Exercise: Write out every record in full, exactly as written, please.

Dataset records:
· · · ·

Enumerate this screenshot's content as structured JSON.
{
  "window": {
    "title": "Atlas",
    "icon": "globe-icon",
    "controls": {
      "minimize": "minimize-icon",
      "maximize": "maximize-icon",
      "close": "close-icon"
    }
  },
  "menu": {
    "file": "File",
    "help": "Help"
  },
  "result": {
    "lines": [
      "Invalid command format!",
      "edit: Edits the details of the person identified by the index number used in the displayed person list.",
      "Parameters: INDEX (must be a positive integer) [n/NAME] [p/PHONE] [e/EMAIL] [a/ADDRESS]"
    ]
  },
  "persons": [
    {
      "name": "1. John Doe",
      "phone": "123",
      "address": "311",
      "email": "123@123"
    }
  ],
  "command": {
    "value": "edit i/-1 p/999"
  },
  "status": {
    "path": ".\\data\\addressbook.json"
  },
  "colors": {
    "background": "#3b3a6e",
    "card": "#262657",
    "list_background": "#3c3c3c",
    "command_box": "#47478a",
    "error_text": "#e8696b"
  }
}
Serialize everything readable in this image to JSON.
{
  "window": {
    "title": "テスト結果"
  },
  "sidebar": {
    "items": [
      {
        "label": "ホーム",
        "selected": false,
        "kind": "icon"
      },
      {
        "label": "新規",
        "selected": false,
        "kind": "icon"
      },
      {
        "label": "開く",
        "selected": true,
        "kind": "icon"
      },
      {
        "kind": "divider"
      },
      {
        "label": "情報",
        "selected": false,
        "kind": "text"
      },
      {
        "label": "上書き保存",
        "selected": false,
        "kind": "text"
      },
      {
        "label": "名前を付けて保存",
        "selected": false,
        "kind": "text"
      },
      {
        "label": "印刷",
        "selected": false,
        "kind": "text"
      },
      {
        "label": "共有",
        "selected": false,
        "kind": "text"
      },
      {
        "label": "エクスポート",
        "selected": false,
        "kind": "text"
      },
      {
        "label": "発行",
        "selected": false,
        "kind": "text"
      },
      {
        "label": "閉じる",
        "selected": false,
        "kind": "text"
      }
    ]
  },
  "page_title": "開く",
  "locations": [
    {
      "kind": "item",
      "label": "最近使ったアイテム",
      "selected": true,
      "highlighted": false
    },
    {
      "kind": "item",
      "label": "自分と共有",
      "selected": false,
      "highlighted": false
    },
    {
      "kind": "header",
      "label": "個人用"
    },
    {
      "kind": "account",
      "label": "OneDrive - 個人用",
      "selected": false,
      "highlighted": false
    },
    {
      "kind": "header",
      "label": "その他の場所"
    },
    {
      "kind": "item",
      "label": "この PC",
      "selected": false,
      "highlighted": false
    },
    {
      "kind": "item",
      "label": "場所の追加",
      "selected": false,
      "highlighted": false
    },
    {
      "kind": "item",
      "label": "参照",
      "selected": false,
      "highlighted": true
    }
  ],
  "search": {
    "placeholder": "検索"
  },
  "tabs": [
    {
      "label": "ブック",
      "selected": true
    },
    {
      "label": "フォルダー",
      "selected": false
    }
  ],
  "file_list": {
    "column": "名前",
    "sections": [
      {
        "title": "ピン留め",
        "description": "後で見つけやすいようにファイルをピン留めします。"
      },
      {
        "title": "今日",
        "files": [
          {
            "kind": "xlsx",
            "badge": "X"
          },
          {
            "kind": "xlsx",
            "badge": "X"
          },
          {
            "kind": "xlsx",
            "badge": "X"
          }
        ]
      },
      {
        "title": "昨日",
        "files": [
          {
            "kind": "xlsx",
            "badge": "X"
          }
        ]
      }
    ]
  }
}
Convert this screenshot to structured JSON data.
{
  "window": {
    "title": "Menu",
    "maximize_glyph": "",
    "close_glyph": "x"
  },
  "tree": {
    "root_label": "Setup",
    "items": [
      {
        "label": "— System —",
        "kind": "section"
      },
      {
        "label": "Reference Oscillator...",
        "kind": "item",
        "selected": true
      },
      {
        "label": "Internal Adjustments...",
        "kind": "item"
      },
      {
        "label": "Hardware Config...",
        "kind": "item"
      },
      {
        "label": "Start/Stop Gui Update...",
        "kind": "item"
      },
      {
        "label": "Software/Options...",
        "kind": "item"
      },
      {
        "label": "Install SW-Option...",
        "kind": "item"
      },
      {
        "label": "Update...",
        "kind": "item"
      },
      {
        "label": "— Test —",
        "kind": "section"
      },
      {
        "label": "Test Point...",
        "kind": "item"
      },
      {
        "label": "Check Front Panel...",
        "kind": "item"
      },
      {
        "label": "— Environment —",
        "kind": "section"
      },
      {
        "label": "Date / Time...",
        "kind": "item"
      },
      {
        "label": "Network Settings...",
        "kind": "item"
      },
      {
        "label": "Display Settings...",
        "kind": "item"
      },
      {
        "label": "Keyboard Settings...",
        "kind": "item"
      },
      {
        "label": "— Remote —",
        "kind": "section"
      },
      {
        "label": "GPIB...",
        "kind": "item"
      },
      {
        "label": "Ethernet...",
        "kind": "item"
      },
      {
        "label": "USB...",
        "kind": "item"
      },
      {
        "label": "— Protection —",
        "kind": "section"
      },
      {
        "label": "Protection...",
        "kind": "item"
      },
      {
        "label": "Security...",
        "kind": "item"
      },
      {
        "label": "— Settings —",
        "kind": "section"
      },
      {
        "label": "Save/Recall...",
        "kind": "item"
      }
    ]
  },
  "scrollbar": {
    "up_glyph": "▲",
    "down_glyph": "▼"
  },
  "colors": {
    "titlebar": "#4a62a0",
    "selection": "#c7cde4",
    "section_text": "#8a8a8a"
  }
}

· · · ·

Written reply:
Enumerate this screenshot's content as structured JSON.
{
  "window": {
    "title": "Atlas",
    "icon": "globe-icon",
    "controls": {
      "minimize": "minimize-icon",
      "maximize": "maximize-icon",
      "close": "close-icon"
    }
  },
  "menu": {
    "file": "File",
    "help": "Help"
  },
  "result": {
    "lines": [
      "Invalid command format!",
      "edit: Edits the details of the person identified by the index number used in the displayed person list.",
      "Parameters: INDEX (must be a positive integer) [n/NAME] [p/PHONE] [e/EMAIL] [a/ADDRESS]"
    ]
  },
  "persons": [
    {
      "name": "1. John Doe",
      "phone": "123",
      "address": "311",
      "email": "123@123"
    }
  ],
  "command": {
    "value": "edit i/-1 p/999"
  },
  "status": {
    "path": ".\\data\\addressbook.json"
  },
  "colors": {
    "background": "#3b3a6e",
    "card": "#262657",
    "list_background": "#3c3c3c",
    "command_box": "#47478a",
    "error_text": "#e8696b"
  }
}
Serialize everything readable in this image to JSON.
{
  "window": {
    "title": "テスト結果"
  },
  "sidebar": {
    "items": [
      {
        "label": "ホーム",
        "selected": false,
        "kind": "icon"
      },
      {
        "label": "新規",
        "selected": false,
        "kind": "icon"
      },
      {
        "label": "開く",
        "selected": true,
        "kind": "icon"
      },
      {
        "kind": "divider"
      },
      {
        "label": "情報",
        "selected": false,
        "kind": "text"
      },
      {
        "label": "上書き保存",
        "selected": false,
        "kind": "text"
      },
      {
        "label": "名前を付けて保存",
        "selected": false,
        "kind": "text"
      },
      {
        "label": "印刷",
        "selected": false,
        "kind": "text"
      },
      {
        "label": "共有",
        "selected": false,
        "kind": "text"
      },
      {
        "label": "エクスポート",
        "selected": false,
        "kind": "text"
      },
      {
        "label": "発行",
        "selected": false,
        "kind": "text"
      },
      {
        "label": "閉じる",
        "selected": false,
        "kind": "text"
      }
    ]
  },
  "page_title": "開く",
  "locations": [
    {
      "kind": "item",
      "label": "最近使ったアイテム",
      "selected": true,
      "highlighted": false
    },
    {
      "kind": "item",
      "label": "自分と共有",
      "selected": false,
      "highlighted": false
    },
    {
      "kind": "header",
      "label": "個人用"
    },
    {
      "kind": "account",
      "label": "OneDrive - 個人用",
      "selected": false,
      "highlighted": false
    },
    {
      "kind": "header",
      "label": "その他の場所"
    },
    {
      "kind": "item",
      "label": "この PC",
      "selected": false,
      "highlighted": false
    },
    {
      "kind": "item",
      "label": "場所の追加",
      "selected": false,
      "highlighted": false
    },
    {
      "kind": "item",
      "label": "参照",
      "selected": false,
      "highlighted": true
    }
  ],
  "search": {
    "placeholder": "検索"
  },
  "tabs": [
    {
      "label": "ブック",
      "selected": true
    },
    {
      "label": "フォルダー",
      "selected": false
    }
  ],
  "file_list": {
    "column": "名前",
    "sections": [
      {
        "title": "ピン留め",
        "description": "後で見つけやすいようにファイルをピン留めします。"
      },
      {
        "title": "今日",
        "files": [
          {
            "kind": "xlsx",
            "badge": "X"
          },
          {
            "kind": "xlsx",
            "badge": "X"
          },
          {
            "kind": "xlsx",
            "badge": "X"
          }
        ]
      },
      {
        "title": "昨日",
        "files": [
          {
            "kind": "xlsx",
            "badge": "X"
          }
        ]
      }
    ]
  }
}
Convert this screenshot to structured JSON data.
{
  "window": {
    "title": "Menu",
    "maximize_glyph": "",
    "close_glyph": "x"
  },
  "tree": {
    "root_label": "Setup",
    "items": [
      {
        "label": "— System —",
        "kind": "section"
      },
      {
        "label": "Reference Oscillator...",
        "kind": "item",
        "selected": true
      },
      {
        "label": "Internal Adjustments...",
        "kind": "item"
      },
      {
        "label": "Hardware Config...",
        "kind": "item"
      },
      {
        "label": "Start/Stop Gui Update...",
        "kind": "item"
      },
      {
        "label": "Software/Options...",
        "kind": "item"
      },
      {
        "label": "Install SW-Option...",
        "kind": "item"
      },
      {
        "label": "Update...",
        "kind": "item"
      },
      {
        "label": "— Test —",
        "kind": "section"
      },
      {
        "label": "Test Point...",
        "kind": "item"
      },
      {
        "label": "Check Front Panel...",
        "kind": "item"
      },
      {
        "label": "— Environment —",
        "kind": "section"
      },
      {
        "label": "Date / Time...",
        "kind": "item"
      },
      {
        "label": "Network Settings...",
        "kind": "item"
      },
      {
        "label": "Display Settings...",
        "kind": "item"
      },
      {
        "label": "Keyboard Settings...",
        "kind": "item"
      },
      {
        "label": "— Remote —",
        "kind": "section"
      },
      {
        "label": "GPIB...",
        "kind": "item"
      },
      {
        "label": "Ethernet...",
        "kind": "item"
      },
      {
        "label": "USB...",
        "kind": "item"
      },
      {
        "label": "— Protection —",
        "kind": "section"
      },
      {
        "label": "Protection...",
        "kind": "item"
      },
      {
        "label": "Security...",
        "kind": "item"
      },
      {
        "label": "— Settings —",
        "kind": "section"
      },
      {
        "label": "Save/Recall...",
        "kind": "item"
      }
    ]
  },
  "scrollbar": {
    "up_glyph": "▲",
    "down_glyph": "▼"
  },
  "colors": {
    "titlebar": "#4a62a0",
    "selection": "#c7cde4",
    "section_text": "#8a8a8a"
  }
}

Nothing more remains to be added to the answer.